_RECORDS SHOWN_

● ● ● ● ●

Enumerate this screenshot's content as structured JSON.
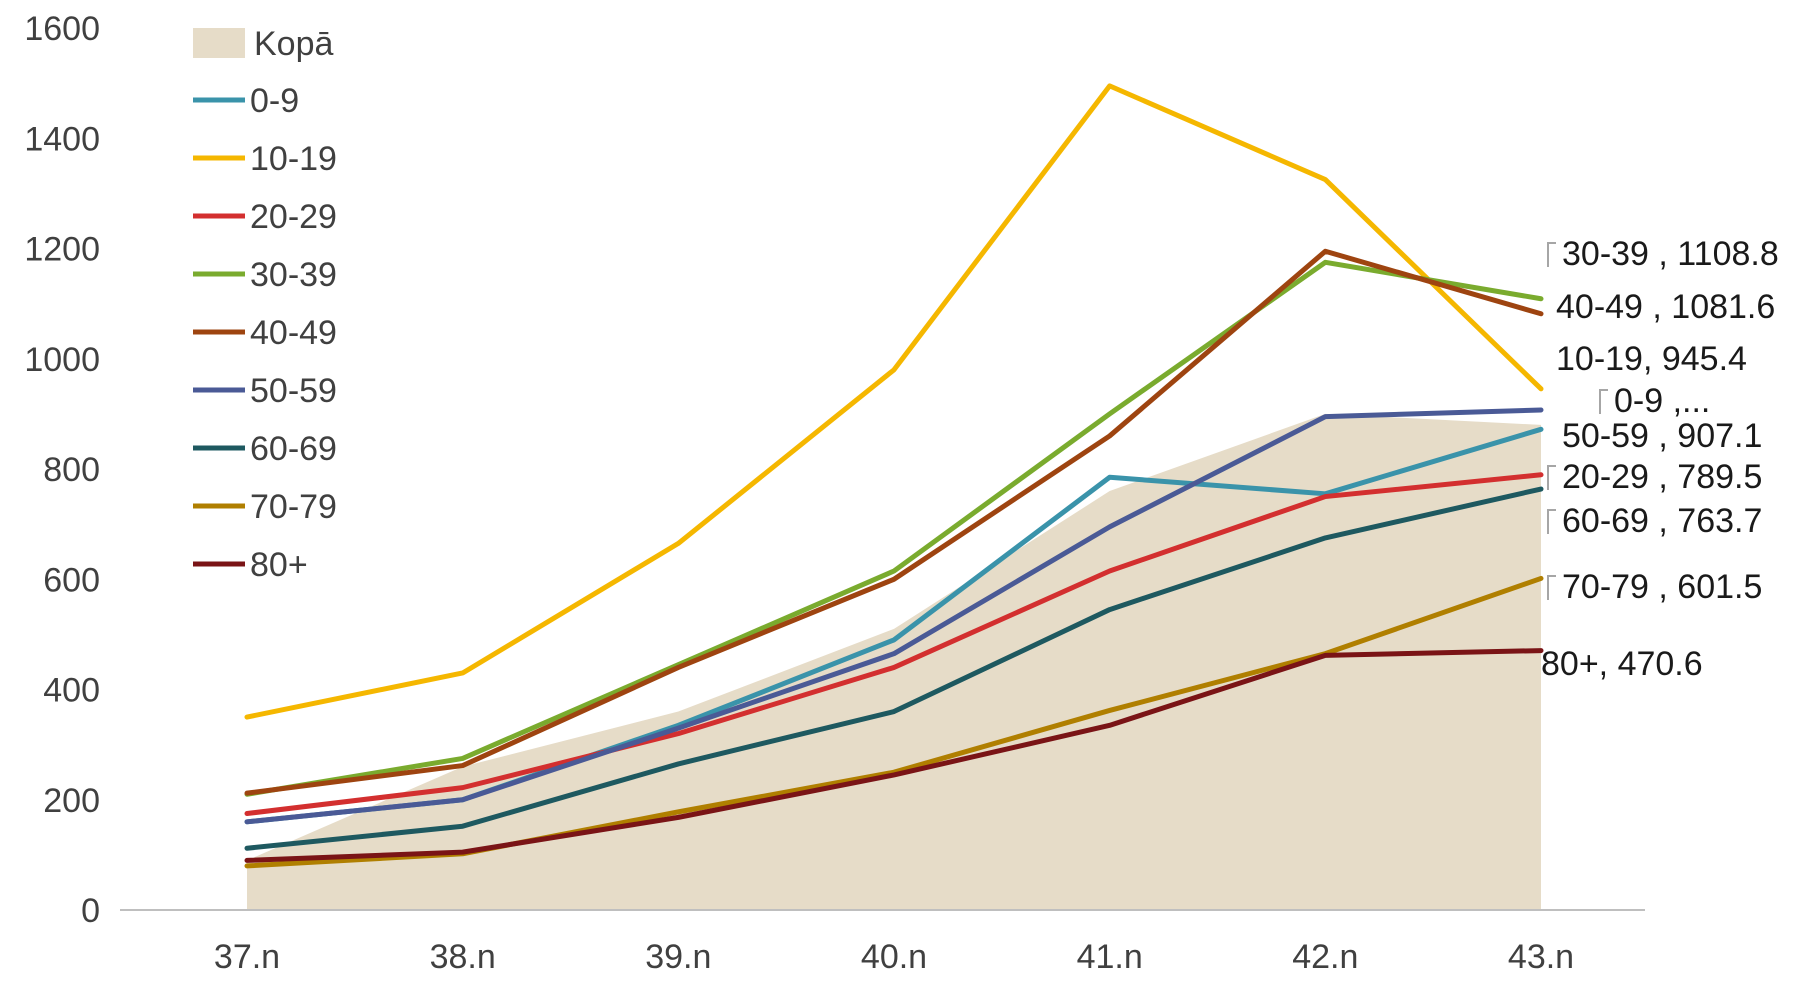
{
  "chart_data": {
    "type": "line",
    "categories": [
      "37.n",
      "38.n",
      "39.n",
      "40.n",
      "41.n",
      "42.n",
      "43.n"
    ],
    "ylim": [
      0,
      1600
    ],
    "yticks": [
      0,
      200,
      400,
      600,
      800,
      1000,
      1200,
      1400,
      1600
    ],
    "grid": false,
    "legend_position": "top-left",
    "area": {
      "name": "Kopā",
      "color": "#e6dcc8",
      "values": [
        90,
        260,
        360,
        510,
        760,
        900,
        880
      ]
    },
    "series": [
      {
        "name": "0-9",
        "color": "#3a93aa",
        "values": [
          160,
          200,
          335,
          490,
          785,
          755,
          872
        ],
        "end_label": "0-9 ,..."
      },
      {
        "name": "10-19",
        "color": "#f5b700",
        "values": [
          350,
          430,
          665,
          980,
          1495,
          1325,
          945.4
        ],
        "end_label": "10-19, 945.4"
      },
      {
        "name": "20-29",
        "color": "#d32f2f",
        "values": [
          175,
          222,
          320,
          440,
          615,
          750,
          789.5
        ],
        "end_label": "20-29 , 789.5"
      },
      {
        "name": "30-39",
        "color": "#7aab2e",
        "values": [
          210,
          275,
          445,
          615,
          900,
          1175,
          1108.8
        ],
        "end_label": "30-39 , 1108.8"
      },
      {
        "name": "40-49",
        "color": "#9e4410",
        "values": [
          212,
          262,
          440,
          600,
          860,
          1195,
          1081.6
        ],
        "end_label": "40-49 , 1081.6"
      },
      {
        "name": "50-59",
        "color": "#4a5a96",
        "values": [
          160,
          200,
          330,
          465,
          695,
          895,
          907.1
        ],
        "end_label": "50-59 , 907.1"
      },
      {
        "name": "60-69",
        "color": "#1e5960",
        "values": [
          112,
          152,
          265,
          360,
          545,
          675,
          763.7
        ],
        "end_label": "60-69 , 763.7"
      },
      {
        "name": "70-79",
        "color": "#b07f00",
        "values": [
          80,
          102,
          178,
          250,
          362,
          465,
          601.5
        ],
        "end_label": "70-79 , 601.5"
      },
      {
        "name": "80+",
        "color": "#7a1416",
        "values": [
          90,
          105,
          168,
          245,
          335,
          462,
          470.6
        ],
        "end_label": "80+, 470.6"
      }
    ]
  }
}
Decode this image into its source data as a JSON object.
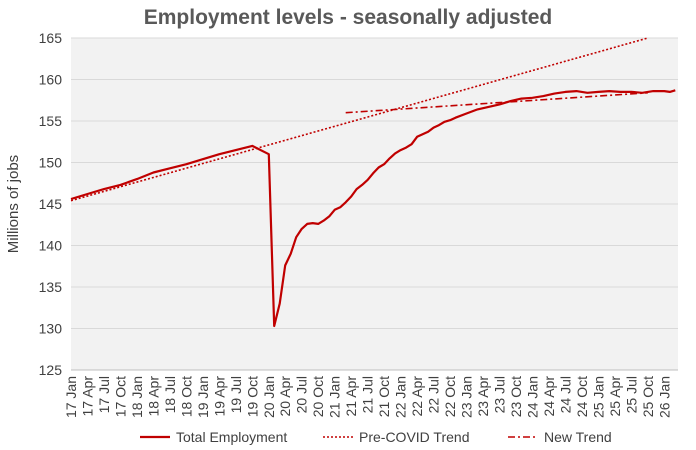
{
  "chart_data": {
    "type": "line",
    "title": "Employment levels - seasonally adjusted",
    "xlabel": "",
    "ylabel": "Millions of jobs",
    "ylim": [
      125,
      165
    ],
    "yticks": [
      125,
      130,
      135,
      140,
      145,
      150,
      155,
      160,
      165
    ],
    "grid": true,
    "legend_position": "bottom",
    "x_tick_labels": [
      "17 Jan",
      "17 Apr",
      "17 Jul",
      "17 Oct",
      "18 Jan",
      "18 Apr",
      "18 Jul",
      "18 Oct",
      "19 Jan",
      "19 Apr",
      "19 Jul",
      "19 Oct",
      "20 Jan",
      "20 Apr",
      "20 Jul",
      "20 Oct",
      "21 Jan",
      "21 Apr",
      "21 Jul",
      "21 Oct",
      "22 Jan",
      "22 Apr",
      "22 Jul",
      "22 Oct",
      "23 Jan",
      "23 Apr",
      "23 Jul",
      "23 Oct",
      "24 Jan",
      "24 Apr",
      "24 Jul",
      "24 Oct",
      "25 Jan",
      "25 Apr",
      "25 Jul",
      "25 Oct",
      "26 Jan"
    ],
    "x_unit": "months since Jan 2017",
    "series": [
      {
        "name": "Total Employment",
        "color": "#c00000",
        "style": "solid",
        "x": [
          0,
          3,
          6,
          9,
          12,
          15,
          18,
          21,
          24,
          27,
          30,
          33,
          36,
          37,
          38,
          39,
          40,
          41,
          42,
          43,
          44,
          45,
          46,
          47,
          48,
          49,
          50,
          51,
          52,
          53,
          54,
          55,
          56,
          57,
          58,
          59,
          60,
          61,
          62,
          63,
          64,
          65,
          66,
          67,
          68,
          69,
          70,
          72,
          74,
          76,
          78,
          80,
          82,
          84,
          86,
          88,
          90,
          92,
          94,
          96,
          98,
          100,
          102,
          104,
          106,
          108,
          109,
          110
        ],
        "values": [
          145.6,
          146.2,
          146.8,
          147.3,
          148.0,
          148.8,
          149.3,
          149.8,
          150.4,
          151.0,
          151.5,
          152.0,
          151.0,
          130.3,
          133.0,
          137.6,
          139.0,
          141.0,
          142.0,
          142.6,
          142.7,
          142.6,
          143.0,
          143.5,
          144.3,
          144.6,
          145.2,
          145.9,
          146.8,
          147.3,
          147.9,
          148.7,
          149.4,
          149.8,
          150.5,
          151.1,
          151.5,
          151.8,
          152.2,
          153.1,
          153.4,
          153.7,
          154.2,
          154.5,
          154.9,
          155.1,
          155.4,
          155.9,
          156.4,
          156.7,
          157.0,
          157.4,
          157.7,
          157.8,
          158.0,
          158.3,
          158.5,
          158.6,
          158.4,
          158.5,
          158.6,
          158.5,
          158.5,
          158.4,
          158.6,
          158.6,
          158.5,
          158.7
        ]
      },
      {
        "name": "Pre-COVID Trend",
        "color": "#c00000",
        "style": "dotted",
        "x": [
          0,
          105
        ],
        "values": [
          145.4,
          165.0
        ]
      },
      {
        "name": "New Trend",
        "color": "#c00000",
        "style": "dashdot",
        "x": [
          50,
          105
        ],
        "values": [
          156.0,
          158.4
        ]
      }
    ]
  }
}
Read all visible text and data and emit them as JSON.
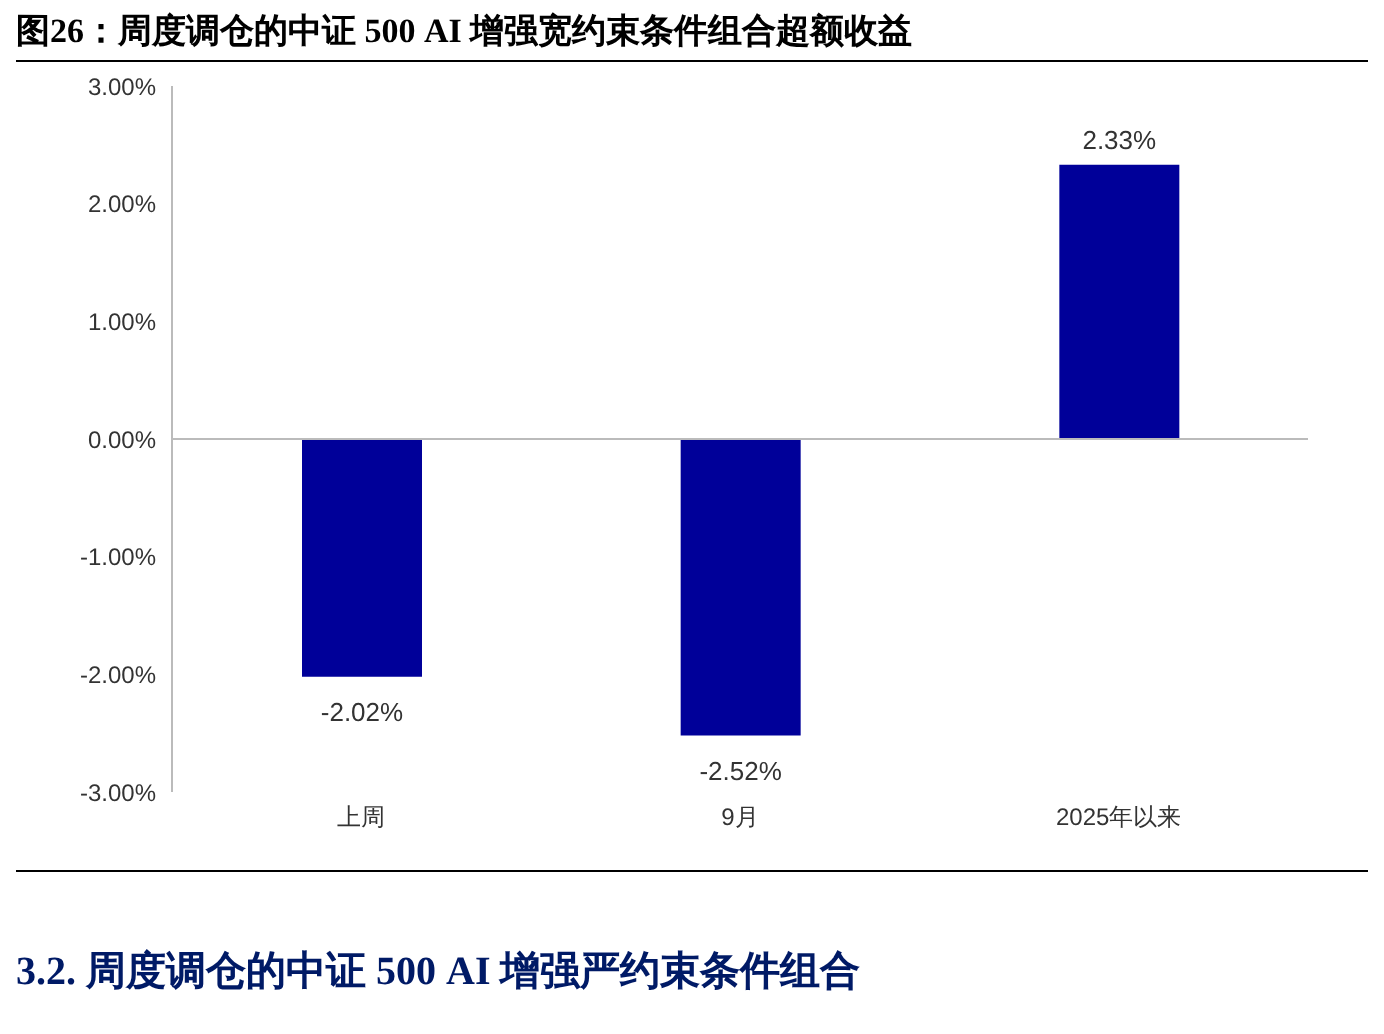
{
  "chart_data": {
    "type": "bar",
    "title": "图26：周度调仓的中证 500 AI 增强宽约束条件组合超额收益",
    "categories": [
      "上周",
      "9月",
      "2025年以来"
    ],
    "values": [
      -2.02,
      -2.52,
      2.33
    ],
    "value_labels": [
      "-2.02%",
      "-2.52%",
      "2.33%"
    ],
    "color": "#000099",
    "ylim": [
      -3,
      3
    ],
    "yticks": [
      {
        "value": -3,
        "label": "-3.00%"
      },
      {
        "value": -2,
        "label": "-2.00%"
      },
      {
        "value": -1,
        "label": "-1.00%"
      },
      {
        "value": 0,
        "label": "0.00%"
      },
      {
        "value": 1,
        "label": "1.00%"
      },
      {
        "value": 2,
        "label": "2.00%"
      },
      {
        "value": 3,
        "label": "3.00%"
      }
    ],
    "annotations": [
      "3.2.  周度调仓的中证 500 AI 增强严约束条件组合"
    ]
  }
}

● ● ● ● ●

_AIM OF THE TASK_
Copy all of the entries verbatim, leaving out any pictures they contain.

_THE RESPONSE_
Enumerate this screenshot's content as structured JSON.
{
  "chart_data": {
    "type": "line",
    "categories": [
      "37.n",
      "38.n",
      "39.n",
      "40.n",
      "41.n",
      "42.n",
      "43.n"
    ],
    "ylim": [
      0,
      1600
    ],
    "yticks": [
      0,
      200,
      400,
      600,
      800,
      1000,
      1200,
      1400,
      1600
    ],
    "grid": false,
    "legend_position": "top-left",
    "area": {
      "name": "Kopā",
      "color": "#e6dcc8",
      "values": [
        90,
        260,
        360,
        510,
        760,
        900,
        880
      ]
    },
    "series": [
      {
        "name": "0-9",
        "color": "#3a93aa",
        "values": [
          160,
          200,
          335,
          490,
          785,
          755,
          872
        ],
        "end_label": "0-9 ,..."
      },
      {
        "name": "10-19",
        "color": "#f5b700",
        "values": [
          350,
          430,
          665,
          980,
          1495,
          1325,
          945.4
        ],
        "end_label": "10-19, 945.4"
      },
      {
        "name": "20-29",
        "color": "#d32f2f",
        "values": [
          175,
          222,
          320,
          440,
          615,
          750,
          789.5
        ],
        "end_label": "20-29 , 789.5"
      },
      {
        "name": "30-39",
        "color": "#7aab2e",
        "values": [
          210,
          275,
          445,
          615,
          900,
          1175,
          1108.8
        ],
        "end_label": "30-39 , 1108.8"
      },
      {
        "name": "40-49",
        "color": "#9e4410",
        "values": [
          212,
          262,
          440,
          600,
          860,
          1195,
          1081.6
        ],
        "end_label": "40-49 , 1081.6"
      },
      {
        "name": "50-59",
        "color": "#4a5a96",
        "values": [
          160,
          200,
          330,
          465,
          695,
          895,
          907.1
        ],
        "end_label": "50-59 , 907.1"
      },
      {
        "name": "60-69",
        "color": "#1e5960",
        "values": [
          112,
          152,
          265,
          360,
          545,
          675,
          763.7
        ],
        "end_label": "60-69 , 763.7"
      },
      {
        "name": "70-79",
        "color": "#b07f00",
        "values": [
          80,
          102,
          178,
          250,
          362,
          465,
          601.5
        ],
        "end_label": "70-79 , 601.5"
      },
      {
        "name": "80+",
        "color": "#7a1416",
        "values": [
          90,
          105,
          168,
          245,
          335,
          462,
          470.6
        ],
        "end_label": "80+, 470.6"
      }
    ]
  }
}
Decode this image into its source data as a JSON object.
{
  "chart_data": {
    "type": "line",
    "title": "Employment levels - seasonally adjusted",
    "xlabel": "",
    "ylabel": "Millions of jobs",
    "ylim": [
      125,
      165
    ],
    "yticks": [
      125,
      130,
      135,
      140,
      145,
      150,
      155,
      160,
      165
    ],
    "grid": true,
    "legend_position": "bottom",
    "x_tick_labels": [
      "17 Jan",
      "17 Apr",
      "17 Jul",
      "17 Oct",
      "18 Jan",
      "18 Apr",
      "18 Jul",
      "18 Oct",
      "19 Jan",
      "19 Apr",
      "19 Jul",
      "19 Oct",
      "20 Jan",
      "20 Apr",
      "20 Jul",
      "20 Oct",
      "21 Jan",
      "21 Apr",
      "21 Jul",
      "21 Oct",
      "22 Jan",
      "22 Apr",
      "22 Jul",
      "22 Oct",
      "23 Jan",
      "23 Apr",
      "23 Jul",
      "23 Oct",
      "24 Jan",
      "24 Apr",
      "24 Jul",
      "24 Oct",
      "25 Jan",
      "25 Apr",
      "25 Jul",
      "25 Oct",
      "26 Jan"
    ],
    "x_unit": "months since Jan 2017",
    "series": [
      {
        "name": "Total Employment",
        "color": "#c00000",
        "style": "solid",
        "x": [
          0,
          3,
          6,
          9,
          12,
          15,
          18,
          21,
          24,
          27,
          30,
          33,
          36,
          37,
          38,
          39,
          40,
          41,
          42,
          43,
          44,
          45,
          46,
          47,
          48,
          49,
          50,
          51,
          52,
          53,
          54,
          55,
          56,
          57,
          58,
          59,
          60,
          61,
          62,
          63,
          64,
          65,
          66,
          67,
          68,
          69,
          70,
          72,
          74,
          76,
          78,
          80,
          82,
          84,
          86,
          88,
          90,
          92,
          94,
          96,
          98,
          100,
          102,
          104,
          106,
          108,
          109,
          110
        ],
        "values": [
          145.6,
          146.2,
          146.8,
          147.3,
          148.0,
          148.8,
          149.3,
          149.8,
          150.4,
          151.0,
          151.5,
          152.0,
          151.0,
          130.3,
          133.0,
          137.6,
          139.0,
          141.0,
          142.0,
          142.6,
          142.7,
          142.6,
          143.0,
          143.5,
          144.3,
          144.6,
          145.2,
          145.9,
          146.8,
          147.3,
          147.9,
          148.7,
          149.4,
          149.8,
          150.5,
          151.1,
          151.5,
          151.8,
          152.2,
          153.1,
          153.4,
          153.7,
          154.2,
          154.5,
          154.9,
          155.1,
          155.4,
          155.9,
          156.4,
          156.7,
          157.0,
          157.4,
          157.7,
          157.8,
          158.0,
          158.3,
          158.5,
          158.6,
          158.4,
          158.5,
          158.6,
          158.5,
          158.5,
          158.4,
          158.6,
          158.6,
          158.5,
          158.7
        ]
      },
      {
        "name": "Pre-COVID Trend",
        "color": "#c00000",
        "style": "dotted",
        "x": [
          0,
          105
        ],
        "values": [
          145.4,
          165.0
        ]
      },
      {
        "name": "New Trend",
        "color": "#c00000",
        "style": "dashdot",
        "x": [
          50,
          105
        ],
        "values": [
          156.0,
          158.4
        ]
      }
    ]
  }
}
Read all visible text and data and emit them as JSON.
{
  "chart_data": {
    "type": "bar",
    "title": "图26：周度调仓的中证 500 AI 增强宽约束条件组合超额收益",
    "categories": [
      "上周",
      "9月",
      "2025年以来"
    ],
    "values": [
      -2.02,
      -2.52,
      2.33
    ],
    "value_labels": [
      "-2.02%",
      "-2.52%",
      "2.33%"
    ],
    "color": "#000099",
    "ylim": [
      -3,
      3
    ],
    "yticks": [
      {
        "value": -3,
        "label": "-3.00%"
      },
      {
        "value": -2,
        "label": "-2.00%"
      },
      {
        "value": -1,
        "label": "-1.00%"
      },
      {
        "value": 0,
        "label": "0.00%"
      },
      {
        "value": 1,
        "label": "1.00%"
      },
      {
        "value": 2,
        "label": "2.00%"
      },
      {
        "value": 3,
        "label": "3.00%"
      }
    ],
    "annotations": [
      "3.2.  周度调仓的中证 500 AI 增强严约束条件组合"
    ]
  }
}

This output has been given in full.